start Supplied entries

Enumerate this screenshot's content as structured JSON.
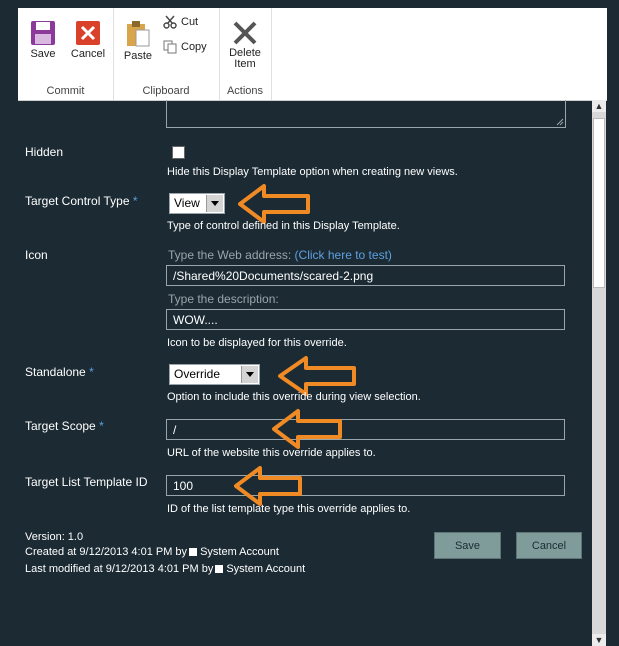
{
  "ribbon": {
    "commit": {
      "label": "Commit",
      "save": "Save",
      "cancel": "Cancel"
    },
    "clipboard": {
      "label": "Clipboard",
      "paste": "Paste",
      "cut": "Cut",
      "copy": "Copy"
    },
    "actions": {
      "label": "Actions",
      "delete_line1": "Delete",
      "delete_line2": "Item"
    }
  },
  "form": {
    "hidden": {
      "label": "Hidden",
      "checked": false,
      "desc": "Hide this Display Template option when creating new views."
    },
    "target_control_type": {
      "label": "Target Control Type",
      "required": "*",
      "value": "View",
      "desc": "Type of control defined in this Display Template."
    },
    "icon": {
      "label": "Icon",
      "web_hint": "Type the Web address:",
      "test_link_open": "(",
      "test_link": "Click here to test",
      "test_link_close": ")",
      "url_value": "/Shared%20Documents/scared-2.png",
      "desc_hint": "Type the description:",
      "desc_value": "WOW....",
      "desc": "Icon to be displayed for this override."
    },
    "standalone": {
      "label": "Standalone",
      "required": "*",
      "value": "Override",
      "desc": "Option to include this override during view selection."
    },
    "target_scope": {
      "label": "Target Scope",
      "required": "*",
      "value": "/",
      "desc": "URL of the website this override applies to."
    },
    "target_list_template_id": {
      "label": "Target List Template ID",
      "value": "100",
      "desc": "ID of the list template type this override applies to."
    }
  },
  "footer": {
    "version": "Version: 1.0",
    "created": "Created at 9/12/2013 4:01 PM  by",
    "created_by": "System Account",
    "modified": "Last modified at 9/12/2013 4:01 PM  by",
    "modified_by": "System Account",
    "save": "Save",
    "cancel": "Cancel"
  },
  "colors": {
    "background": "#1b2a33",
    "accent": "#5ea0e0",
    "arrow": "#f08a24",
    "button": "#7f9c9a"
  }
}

end Supplied entries
start Supplied entries

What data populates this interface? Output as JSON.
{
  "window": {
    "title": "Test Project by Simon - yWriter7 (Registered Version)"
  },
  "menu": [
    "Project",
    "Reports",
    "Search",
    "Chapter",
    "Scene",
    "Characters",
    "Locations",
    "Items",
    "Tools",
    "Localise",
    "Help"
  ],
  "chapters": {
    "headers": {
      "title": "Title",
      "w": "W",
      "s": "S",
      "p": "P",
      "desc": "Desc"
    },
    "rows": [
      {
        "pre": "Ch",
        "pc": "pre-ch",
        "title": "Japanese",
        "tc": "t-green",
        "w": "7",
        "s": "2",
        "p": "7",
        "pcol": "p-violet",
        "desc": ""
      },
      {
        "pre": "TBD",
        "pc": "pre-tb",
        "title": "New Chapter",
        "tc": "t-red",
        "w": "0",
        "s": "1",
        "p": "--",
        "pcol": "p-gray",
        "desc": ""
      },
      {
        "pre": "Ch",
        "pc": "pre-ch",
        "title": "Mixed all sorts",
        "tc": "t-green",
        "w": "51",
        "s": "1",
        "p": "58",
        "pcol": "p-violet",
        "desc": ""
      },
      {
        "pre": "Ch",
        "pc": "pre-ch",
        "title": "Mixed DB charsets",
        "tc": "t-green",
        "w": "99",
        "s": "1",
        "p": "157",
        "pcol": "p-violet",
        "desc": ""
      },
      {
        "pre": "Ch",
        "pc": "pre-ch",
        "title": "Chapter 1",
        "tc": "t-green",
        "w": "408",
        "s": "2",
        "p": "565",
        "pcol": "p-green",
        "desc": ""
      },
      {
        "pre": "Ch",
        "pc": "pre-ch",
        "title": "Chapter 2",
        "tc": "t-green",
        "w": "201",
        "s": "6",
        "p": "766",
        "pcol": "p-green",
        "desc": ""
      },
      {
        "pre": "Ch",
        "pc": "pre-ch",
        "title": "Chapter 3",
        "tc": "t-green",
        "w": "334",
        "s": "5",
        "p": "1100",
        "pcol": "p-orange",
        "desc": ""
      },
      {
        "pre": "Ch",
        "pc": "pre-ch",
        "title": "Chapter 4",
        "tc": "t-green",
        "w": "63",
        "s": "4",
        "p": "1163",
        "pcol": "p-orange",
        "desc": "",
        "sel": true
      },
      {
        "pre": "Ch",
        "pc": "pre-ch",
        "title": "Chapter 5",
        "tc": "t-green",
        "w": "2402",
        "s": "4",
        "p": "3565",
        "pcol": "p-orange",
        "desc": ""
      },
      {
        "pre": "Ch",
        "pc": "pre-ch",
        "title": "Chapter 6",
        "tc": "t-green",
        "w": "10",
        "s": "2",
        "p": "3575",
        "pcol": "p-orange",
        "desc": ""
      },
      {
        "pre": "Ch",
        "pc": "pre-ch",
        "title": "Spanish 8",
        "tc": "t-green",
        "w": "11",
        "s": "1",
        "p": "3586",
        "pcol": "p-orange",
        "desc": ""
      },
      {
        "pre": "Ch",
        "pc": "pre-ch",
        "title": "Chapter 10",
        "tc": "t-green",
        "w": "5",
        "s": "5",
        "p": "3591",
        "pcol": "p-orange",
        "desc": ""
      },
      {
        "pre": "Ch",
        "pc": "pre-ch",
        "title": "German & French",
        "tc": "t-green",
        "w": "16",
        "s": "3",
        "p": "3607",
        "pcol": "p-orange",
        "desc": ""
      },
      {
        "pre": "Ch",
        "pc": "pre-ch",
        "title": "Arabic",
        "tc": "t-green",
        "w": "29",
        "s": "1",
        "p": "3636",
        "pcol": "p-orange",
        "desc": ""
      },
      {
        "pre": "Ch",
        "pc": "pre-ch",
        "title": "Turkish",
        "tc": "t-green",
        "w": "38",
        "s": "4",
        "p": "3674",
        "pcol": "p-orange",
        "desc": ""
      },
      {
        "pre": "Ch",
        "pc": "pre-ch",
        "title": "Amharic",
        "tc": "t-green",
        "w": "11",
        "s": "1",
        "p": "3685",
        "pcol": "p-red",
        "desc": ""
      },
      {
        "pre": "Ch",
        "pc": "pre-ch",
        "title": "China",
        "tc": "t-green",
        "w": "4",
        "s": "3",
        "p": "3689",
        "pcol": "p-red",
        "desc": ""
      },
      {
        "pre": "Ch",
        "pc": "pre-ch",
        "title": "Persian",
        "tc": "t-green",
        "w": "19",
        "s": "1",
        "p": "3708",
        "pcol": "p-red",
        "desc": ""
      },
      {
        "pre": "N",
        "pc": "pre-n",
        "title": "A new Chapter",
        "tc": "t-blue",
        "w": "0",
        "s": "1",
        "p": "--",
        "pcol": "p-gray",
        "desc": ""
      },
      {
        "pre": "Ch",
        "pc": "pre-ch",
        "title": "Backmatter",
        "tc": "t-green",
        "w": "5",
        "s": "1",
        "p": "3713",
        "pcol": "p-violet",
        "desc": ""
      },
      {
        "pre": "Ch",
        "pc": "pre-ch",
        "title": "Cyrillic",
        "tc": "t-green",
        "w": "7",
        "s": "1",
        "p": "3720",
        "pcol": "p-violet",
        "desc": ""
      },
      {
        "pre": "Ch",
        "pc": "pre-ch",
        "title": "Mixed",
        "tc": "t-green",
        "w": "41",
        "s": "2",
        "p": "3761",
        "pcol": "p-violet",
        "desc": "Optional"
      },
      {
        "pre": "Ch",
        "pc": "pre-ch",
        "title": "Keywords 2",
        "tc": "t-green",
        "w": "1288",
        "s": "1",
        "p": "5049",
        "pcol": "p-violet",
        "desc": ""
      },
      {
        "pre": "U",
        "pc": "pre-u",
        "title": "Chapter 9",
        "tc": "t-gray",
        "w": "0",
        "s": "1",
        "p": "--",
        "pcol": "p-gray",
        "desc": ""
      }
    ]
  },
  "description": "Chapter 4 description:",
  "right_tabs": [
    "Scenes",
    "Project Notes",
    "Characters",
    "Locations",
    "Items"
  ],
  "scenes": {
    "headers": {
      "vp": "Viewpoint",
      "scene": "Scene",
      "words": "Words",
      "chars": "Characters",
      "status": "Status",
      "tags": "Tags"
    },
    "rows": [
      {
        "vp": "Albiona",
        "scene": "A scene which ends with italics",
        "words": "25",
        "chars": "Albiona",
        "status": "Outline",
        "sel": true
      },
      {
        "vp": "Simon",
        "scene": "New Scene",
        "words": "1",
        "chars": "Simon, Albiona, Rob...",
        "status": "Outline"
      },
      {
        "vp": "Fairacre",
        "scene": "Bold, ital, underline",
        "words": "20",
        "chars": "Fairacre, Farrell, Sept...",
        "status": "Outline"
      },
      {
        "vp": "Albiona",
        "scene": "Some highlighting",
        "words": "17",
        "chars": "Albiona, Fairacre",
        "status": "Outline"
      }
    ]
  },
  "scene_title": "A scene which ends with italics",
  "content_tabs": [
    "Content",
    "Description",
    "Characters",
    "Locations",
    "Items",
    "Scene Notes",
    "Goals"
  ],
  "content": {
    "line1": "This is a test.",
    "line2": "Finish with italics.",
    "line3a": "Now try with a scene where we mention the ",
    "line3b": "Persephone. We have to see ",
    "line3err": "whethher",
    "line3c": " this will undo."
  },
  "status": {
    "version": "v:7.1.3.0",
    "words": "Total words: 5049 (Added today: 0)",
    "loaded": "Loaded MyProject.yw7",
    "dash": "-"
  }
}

end Supplied entries

• What to work on:
Filter out all lines lacking the word "ends" and copy the rest.

• Final result:
        "scene": "A scene which ends with italics",
  "scene_title": "A scene which ends with italics",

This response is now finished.